§ **Exercise details**: Using the listing below, extract each line that has the word "this" in it.

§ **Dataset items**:
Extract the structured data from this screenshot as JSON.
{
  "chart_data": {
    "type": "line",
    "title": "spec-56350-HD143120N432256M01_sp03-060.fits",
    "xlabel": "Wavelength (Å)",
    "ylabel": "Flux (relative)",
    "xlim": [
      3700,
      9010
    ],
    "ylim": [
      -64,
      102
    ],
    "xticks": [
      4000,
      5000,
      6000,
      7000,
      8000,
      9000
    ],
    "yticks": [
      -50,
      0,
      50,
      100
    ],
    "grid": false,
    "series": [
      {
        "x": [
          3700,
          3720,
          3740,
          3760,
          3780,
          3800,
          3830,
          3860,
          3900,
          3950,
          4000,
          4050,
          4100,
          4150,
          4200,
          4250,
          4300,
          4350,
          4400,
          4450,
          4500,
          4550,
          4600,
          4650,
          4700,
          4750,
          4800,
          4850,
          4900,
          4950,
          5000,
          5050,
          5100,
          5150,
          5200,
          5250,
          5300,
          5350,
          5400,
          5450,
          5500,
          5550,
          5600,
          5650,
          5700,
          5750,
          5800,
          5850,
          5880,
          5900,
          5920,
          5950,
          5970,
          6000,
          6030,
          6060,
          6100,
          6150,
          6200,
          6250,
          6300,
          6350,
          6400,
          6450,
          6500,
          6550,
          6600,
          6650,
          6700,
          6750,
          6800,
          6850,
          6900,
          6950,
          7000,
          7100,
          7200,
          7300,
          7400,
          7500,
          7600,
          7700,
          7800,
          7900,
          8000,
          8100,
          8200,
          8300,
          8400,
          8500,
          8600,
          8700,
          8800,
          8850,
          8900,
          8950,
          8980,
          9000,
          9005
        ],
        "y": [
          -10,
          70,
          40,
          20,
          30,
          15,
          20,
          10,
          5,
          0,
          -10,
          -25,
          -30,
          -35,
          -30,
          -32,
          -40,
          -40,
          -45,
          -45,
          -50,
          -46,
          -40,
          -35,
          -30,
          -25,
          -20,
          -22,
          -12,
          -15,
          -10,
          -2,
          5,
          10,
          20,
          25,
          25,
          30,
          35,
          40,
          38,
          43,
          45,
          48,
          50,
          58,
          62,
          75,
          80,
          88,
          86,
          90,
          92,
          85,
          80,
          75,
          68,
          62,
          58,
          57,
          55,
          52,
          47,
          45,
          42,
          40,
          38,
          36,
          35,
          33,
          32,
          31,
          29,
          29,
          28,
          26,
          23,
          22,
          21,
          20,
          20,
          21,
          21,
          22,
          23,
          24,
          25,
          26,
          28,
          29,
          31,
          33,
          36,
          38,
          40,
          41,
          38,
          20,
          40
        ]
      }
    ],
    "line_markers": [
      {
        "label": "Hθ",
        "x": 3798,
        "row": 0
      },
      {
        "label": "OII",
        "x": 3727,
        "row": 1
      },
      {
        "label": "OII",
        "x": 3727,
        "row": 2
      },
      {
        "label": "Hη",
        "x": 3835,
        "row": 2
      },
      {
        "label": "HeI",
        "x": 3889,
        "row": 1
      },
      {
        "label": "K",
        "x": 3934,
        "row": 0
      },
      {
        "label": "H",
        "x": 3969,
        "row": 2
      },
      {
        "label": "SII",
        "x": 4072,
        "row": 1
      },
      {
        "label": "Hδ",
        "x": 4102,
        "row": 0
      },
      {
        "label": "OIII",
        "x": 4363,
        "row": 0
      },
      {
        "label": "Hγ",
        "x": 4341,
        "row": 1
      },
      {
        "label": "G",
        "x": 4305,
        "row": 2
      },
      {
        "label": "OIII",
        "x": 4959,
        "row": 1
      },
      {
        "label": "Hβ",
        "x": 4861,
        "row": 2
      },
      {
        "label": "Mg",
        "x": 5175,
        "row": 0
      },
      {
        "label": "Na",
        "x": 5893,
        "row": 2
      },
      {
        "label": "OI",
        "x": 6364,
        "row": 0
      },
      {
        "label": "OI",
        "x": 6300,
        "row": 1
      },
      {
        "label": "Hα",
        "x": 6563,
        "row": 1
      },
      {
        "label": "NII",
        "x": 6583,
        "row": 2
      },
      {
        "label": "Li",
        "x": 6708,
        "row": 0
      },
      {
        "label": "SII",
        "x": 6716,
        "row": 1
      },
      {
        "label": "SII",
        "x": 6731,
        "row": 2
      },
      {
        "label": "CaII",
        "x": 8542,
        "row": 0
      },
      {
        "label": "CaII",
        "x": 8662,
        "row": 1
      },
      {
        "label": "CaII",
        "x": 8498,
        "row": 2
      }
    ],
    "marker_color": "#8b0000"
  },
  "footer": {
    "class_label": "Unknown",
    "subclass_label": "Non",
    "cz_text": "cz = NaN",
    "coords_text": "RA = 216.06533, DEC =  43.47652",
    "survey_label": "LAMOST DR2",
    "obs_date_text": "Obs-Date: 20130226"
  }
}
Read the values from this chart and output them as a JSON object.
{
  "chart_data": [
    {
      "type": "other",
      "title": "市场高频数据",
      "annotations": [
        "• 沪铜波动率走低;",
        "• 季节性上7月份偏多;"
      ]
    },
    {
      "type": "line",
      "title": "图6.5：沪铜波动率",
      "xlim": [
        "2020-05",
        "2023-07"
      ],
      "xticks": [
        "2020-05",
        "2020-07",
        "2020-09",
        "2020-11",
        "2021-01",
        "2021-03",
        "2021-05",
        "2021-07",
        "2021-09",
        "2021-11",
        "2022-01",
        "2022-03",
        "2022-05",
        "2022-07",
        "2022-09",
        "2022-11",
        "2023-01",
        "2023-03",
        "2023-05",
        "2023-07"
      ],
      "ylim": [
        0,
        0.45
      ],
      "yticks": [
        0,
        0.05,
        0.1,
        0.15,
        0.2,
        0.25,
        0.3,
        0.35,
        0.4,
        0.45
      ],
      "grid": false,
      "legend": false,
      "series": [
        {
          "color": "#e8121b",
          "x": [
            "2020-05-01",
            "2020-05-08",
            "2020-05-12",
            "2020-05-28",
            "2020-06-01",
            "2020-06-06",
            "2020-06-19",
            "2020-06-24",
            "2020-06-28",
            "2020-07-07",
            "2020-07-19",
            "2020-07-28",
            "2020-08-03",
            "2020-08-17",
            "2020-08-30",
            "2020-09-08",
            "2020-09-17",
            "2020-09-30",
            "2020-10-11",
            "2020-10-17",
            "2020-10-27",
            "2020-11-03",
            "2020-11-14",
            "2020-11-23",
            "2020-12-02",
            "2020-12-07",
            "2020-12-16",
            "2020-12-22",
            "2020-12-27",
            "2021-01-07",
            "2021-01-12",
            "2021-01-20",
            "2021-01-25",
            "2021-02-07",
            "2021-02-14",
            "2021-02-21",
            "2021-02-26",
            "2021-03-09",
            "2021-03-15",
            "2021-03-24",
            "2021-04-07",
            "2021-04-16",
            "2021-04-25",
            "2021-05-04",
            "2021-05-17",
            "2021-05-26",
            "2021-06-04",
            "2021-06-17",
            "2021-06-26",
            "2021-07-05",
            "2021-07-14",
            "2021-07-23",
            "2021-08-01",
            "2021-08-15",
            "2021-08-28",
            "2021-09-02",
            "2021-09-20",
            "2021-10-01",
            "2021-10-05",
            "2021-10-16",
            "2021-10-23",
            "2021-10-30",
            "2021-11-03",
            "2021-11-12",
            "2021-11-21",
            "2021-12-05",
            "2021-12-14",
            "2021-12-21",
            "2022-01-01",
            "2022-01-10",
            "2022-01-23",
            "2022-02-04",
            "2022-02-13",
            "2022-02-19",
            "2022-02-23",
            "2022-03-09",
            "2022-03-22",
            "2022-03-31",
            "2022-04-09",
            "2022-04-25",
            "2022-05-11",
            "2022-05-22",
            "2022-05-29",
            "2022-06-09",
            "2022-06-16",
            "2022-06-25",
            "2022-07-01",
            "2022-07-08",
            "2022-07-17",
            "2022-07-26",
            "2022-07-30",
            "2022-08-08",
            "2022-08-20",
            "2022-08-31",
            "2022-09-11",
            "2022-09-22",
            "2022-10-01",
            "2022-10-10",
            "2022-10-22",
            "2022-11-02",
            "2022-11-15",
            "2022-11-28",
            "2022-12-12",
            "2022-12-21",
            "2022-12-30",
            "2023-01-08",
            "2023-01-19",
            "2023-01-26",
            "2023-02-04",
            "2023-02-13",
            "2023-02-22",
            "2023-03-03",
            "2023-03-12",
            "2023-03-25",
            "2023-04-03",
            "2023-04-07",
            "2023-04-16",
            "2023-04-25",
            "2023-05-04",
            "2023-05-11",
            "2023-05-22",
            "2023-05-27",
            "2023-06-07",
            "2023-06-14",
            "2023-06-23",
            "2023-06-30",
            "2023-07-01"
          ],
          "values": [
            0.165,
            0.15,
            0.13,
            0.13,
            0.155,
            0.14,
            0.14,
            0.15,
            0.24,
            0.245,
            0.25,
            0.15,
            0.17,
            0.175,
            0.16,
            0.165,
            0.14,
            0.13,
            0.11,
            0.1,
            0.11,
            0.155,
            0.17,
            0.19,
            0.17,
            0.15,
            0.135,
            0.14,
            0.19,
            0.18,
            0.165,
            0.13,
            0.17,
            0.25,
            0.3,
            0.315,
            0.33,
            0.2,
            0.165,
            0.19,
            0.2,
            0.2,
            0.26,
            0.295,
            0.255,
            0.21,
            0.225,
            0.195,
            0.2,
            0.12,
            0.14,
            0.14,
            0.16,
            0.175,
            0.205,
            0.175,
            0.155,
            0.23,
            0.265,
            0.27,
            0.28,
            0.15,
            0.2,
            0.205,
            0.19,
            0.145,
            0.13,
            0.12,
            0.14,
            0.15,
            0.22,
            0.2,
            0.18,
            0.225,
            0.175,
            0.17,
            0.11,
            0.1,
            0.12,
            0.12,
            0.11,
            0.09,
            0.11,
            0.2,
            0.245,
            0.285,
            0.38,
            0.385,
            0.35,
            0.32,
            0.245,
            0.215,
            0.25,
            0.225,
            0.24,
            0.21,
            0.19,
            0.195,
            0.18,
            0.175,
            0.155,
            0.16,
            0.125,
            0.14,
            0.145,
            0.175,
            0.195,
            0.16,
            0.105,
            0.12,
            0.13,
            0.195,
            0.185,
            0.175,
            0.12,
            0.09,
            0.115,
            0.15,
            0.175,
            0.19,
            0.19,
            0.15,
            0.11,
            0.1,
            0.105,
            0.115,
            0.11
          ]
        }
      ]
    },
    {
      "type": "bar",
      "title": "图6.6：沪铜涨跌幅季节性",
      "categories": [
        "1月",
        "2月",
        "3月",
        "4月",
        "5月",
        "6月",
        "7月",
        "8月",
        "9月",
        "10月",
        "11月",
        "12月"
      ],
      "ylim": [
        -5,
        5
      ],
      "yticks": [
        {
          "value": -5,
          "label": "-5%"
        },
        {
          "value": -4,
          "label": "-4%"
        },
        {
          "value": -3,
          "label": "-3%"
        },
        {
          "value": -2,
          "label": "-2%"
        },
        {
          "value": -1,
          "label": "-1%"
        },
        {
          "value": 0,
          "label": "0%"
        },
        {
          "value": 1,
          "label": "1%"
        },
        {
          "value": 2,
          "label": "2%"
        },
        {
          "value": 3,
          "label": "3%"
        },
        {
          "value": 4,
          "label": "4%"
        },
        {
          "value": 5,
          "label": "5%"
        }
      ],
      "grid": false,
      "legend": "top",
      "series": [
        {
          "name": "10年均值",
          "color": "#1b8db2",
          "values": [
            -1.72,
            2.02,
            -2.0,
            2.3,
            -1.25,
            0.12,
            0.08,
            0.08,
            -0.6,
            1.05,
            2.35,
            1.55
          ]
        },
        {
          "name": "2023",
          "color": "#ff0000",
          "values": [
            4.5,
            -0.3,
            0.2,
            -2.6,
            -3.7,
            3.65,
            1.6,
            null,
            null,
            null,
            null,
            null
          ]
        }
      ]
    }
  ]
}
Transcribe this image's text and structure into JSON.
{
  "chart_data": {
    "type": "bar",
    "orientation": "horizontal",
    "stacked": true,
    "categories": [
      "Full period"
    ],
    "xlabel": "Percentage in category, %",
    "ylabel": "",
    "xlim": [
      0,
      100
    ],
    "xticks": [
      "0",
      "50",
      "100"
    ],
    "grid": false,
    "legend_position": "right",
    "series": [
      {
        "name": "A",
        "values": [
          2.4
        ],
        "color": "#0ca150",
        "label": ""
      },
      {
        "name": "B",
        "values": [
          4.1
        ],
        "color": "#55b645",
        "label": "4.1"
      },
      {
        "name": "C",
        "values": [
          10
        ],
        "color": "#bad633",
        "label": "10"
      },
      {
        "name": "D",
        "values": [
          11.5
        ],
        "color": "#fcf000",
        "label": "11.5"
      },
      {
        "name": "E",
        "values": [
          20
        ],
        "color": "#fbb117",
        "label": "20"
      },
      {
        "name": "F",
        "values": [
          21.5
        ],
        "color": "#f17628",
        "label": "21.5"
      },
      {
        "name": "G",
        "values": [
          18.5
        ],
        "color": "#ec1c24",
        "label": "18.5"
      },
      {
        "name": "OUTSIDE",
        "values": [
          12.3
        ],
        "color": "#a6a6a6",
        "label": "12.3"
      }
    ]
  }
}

§ **Correct result**:
Extract the structured data from this screenshot as JSON.
Read the values from this chart and output them as a JSON object.
Transcribe this image's text and structure into JSON.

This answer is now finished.